» **Work to do**:
Bring together all lines of the material below that contain the string "path".

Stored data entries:
-.-.-

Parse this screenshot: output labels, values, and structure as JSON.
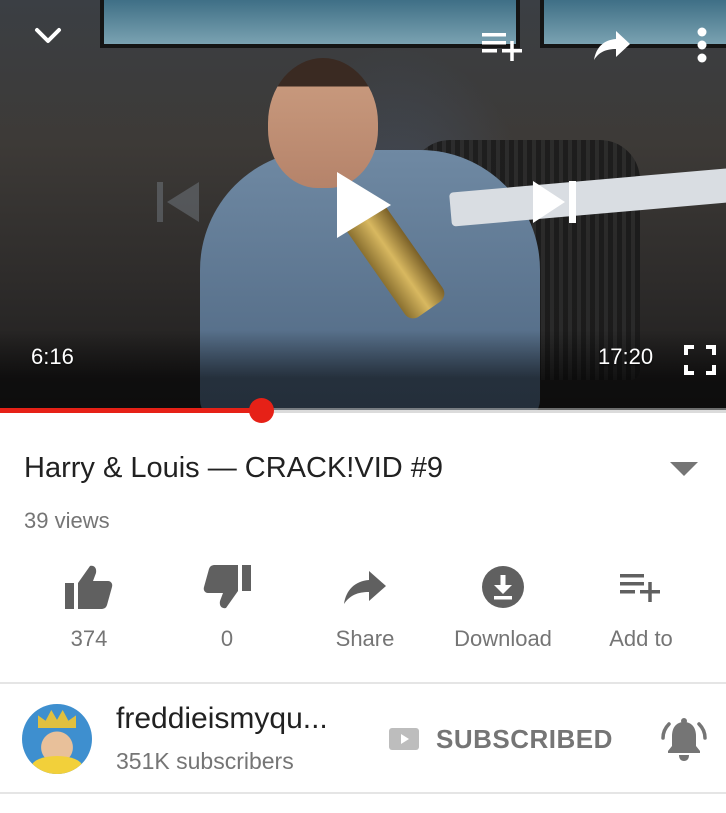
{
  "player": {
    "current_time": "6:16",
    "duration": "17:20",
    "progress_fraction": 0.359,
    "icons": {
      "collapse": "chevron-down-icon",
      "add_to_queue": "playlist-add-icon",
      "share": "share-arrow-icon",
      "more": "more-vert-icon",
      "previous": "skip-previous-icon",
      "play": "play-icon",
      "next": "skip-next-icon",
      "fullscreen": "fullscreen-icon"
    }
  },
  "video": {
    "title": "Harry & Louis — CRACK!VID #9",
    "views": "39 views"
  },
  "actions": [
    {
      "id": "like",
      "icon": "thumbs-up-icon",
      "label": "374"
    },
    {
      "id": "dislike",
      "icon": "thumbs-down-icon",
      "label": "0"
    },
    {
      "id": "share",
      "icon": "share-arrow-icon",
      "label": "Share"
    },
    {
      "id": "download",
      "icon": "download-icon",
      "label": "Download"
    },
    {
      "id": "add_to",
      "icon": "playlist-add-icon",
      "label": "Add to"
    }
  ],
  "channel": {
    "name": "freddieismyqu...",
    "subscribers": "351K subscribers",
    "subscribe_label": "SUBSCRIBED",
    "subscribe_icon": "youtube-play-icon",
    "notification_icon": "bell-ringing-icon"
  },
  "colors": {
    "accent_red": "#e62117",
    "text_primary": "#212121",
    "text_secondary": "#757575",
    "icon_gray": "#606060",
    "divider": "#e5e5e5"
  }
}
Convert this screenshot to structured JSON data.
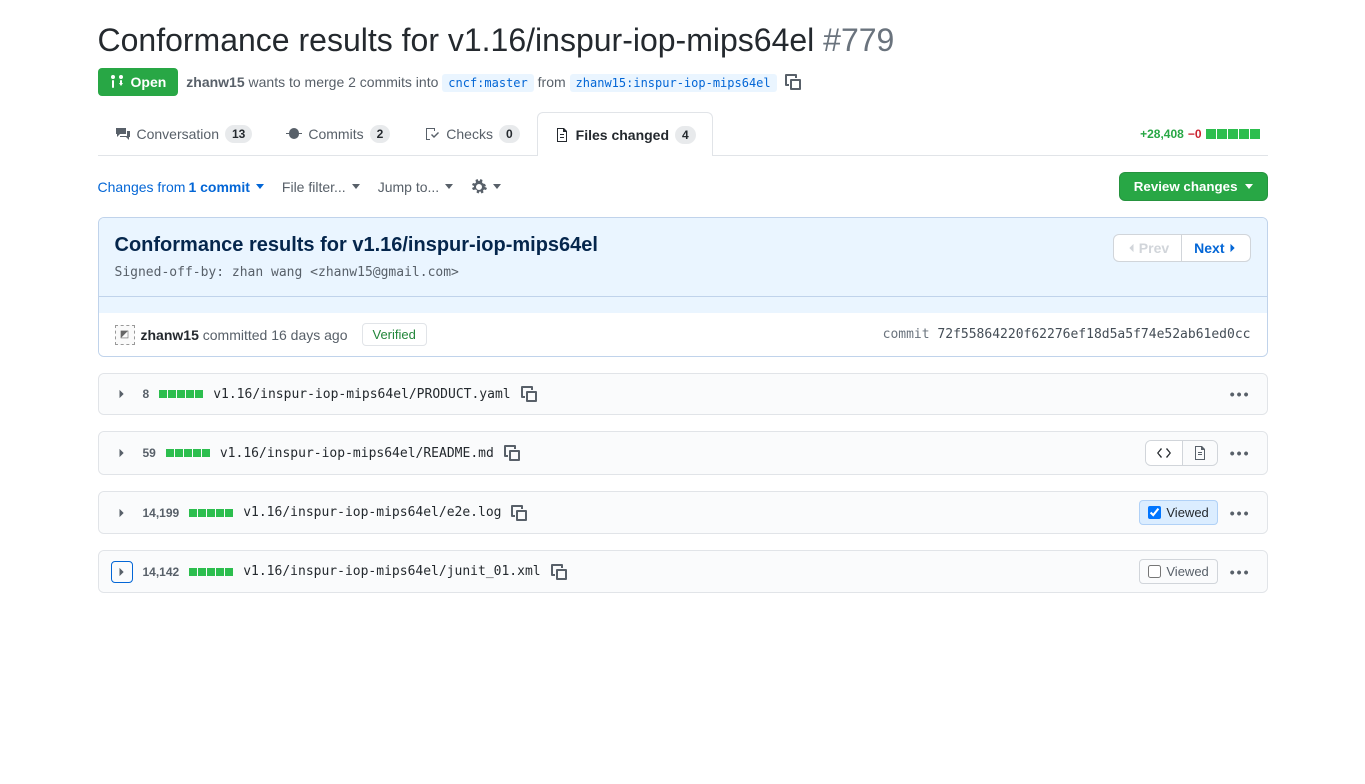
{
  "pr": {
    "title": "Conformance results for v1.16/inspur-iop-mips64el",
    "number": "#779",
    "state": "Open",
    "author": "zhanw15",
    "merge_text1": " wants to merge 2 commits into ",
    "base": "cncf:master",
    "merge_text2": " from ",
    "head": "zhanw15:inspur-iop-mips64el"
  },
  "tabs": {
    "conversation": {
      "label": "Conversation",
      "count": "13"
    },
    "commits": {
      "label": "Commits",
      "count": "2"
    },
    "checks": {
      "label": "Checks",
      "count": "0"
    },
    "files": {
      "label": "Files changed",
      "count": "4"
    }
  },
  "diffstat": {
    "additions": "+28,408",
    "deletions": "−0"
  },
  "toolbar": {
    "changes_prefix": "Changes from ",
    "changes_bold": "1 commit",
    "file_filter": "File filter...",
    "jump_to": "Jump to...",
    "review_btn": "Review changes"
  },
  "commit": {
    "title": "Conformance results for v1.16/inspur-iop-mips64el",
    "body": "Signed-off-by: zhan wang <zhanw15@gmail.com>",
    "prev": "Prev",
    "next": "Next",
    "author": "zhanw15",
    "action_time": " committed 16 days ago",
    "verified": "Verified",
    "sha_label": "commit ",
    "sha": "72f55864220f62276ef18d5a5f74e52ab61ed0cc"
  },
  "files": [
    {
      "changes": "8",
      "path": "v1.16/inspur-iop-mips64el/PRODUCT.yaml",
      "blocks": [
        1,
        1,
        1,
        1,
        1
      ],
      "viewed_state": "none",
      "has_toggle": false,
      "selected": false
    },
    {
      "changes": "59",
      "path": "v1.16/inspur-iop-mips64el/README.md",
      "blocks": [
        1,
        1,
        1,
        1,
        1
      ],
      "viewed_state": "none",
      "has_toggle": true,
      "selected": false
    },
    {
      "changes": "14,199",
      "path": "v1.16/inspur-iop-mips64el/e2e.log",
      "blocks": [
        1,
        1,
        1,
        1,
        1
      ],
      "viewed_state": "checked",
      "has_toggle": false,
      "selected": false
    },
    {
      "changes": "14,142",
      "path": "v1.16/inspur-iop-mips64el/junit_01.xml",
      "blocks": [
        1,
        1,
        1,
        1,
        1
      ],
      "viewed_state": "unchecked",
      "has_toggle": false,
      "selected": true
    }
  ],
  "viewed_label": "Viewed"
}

-.-.-

» **Answer for this exercise**:
      "path": "v1.16/inspur-iop-mips64el/PRODUCT.yaml",
      "path": "v1.16/inspur-iop-mips64el/README.md",
      "path": "v1.16/inspur-iop-mips64el/e2e.log",
      "path": "v1.16/inspur-iop-mips64el/junit_01.xml",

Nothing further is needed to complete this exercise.